─── DATA FOR THIS TASK

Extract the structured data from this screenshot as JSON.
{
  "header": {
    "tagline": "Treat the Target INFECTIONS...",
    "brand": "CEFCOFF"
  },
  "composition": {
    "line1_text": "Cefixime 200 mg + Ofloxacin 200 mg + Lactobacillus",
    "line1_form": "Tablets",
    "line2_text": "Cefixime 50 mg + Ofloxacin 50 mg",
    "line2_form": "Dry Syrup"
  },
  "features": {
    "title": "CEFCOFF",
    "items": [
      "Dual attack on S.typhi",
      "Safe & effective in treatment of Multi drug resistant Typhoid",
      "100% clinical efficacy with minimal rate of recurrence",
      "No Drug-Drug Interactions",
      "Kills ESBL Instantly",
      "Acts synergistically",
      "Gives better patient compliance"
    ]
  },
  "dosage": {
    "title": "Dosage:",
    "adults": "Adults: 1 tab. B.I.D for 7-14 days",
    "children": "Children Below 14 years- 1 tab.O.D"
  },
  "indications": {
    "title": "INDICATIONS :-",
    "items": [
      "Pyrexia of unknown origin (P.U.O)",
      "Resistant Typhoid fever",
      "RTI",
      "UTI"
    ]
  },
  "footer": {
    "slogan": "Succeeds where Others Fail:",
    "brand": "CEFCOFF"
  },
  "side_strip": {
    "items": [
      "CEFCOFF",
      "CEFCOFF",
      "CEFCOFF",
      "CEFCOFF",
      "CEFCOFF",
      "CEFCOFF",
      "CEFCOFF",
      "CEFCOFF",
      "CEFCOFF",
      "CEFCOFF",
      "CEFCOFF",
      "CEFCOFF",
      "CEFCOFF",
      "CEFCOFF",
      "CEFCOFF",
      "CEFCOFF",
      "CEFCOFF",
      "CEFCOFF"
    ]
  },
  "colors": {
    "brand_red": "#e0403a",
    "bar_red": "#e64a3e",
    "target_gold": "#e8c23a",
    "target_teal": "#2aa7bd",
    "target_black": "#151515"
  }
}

──────

Repeat all the entries exactly as given.

Extract the structured data from this screenshot as JSON.
{
  "header": {
    "tagline": "Treat the Target INFECTIONS...",
    "brand": "CEFCOFF"
  },
  "composition": {
    "line1_text": "Cefixime 200 mg + Ofloxacin 200 mg + Lactobacillus",
    "line1_form": "Tablets",
    "line2_text": "Cefixime 50 mg + Ofloxacin 50 mg",
    "line2_form": "Dry Syrup"
  },
  "features": {
    "title": "CEFCOFF",
    "items": [
      "Dual attack on S.typhi",
      "Safe & effective in treatment of Multi drug resistant Typhoid",
      "100% clinical efficacy with minimal rate of recurrence",
      "No Drug-Drug Interactions",
      "Kills ESBL Instantly",
      "Acts synergistically",
      "Gives better patient compliance"
    ]
  },
  "dosage": {
    "title": "Dosage:",
    "adults": "Adults: 1 tab. B.I.D for 7-14 days",
    "children": "Children Below 14 years- 1 tab.O.D"
  },
  "indications": {
    "title": "INDICATIONS :-",
    "items": [
      "Pyrexia of unknown origin (P.U.O)",
      "Resistant Typhoid fever",
      "RTI",
      "UTI"
    ]
  },
  "footer": {
    "slogan": "Succeeds where Others Fail:",
    "brand": "CEFCOFF"
  },
  "side_strip": {
    "items": [
      "CEFCOFF",
      "CEFCOFF",
      "CEFCOFF",
      "CEFCOFF",
      "CEFCOFF",
      "CEFCOFF",
      "CEFCOFF",
      "CEFCOFF",
      "CEFCOFF",
      "CEFCOFF",
      "CEFCOFF",
      "CEFCOFF",
      "CEFCOFF",
      "CEFCOFF",
      "CEFCOFF",
      "CEFCOFF",
      "CEFCOFF",
      "CEFCOFF"
    ]
  },
  "colors": {
    "brand_red": "#e0403a",
    "bar_red": "#e64a3e",
    "target_gold": "#e8c23a",
    "target_teal": "#2aa7bd",
    "target_black": "#151515"
  }
}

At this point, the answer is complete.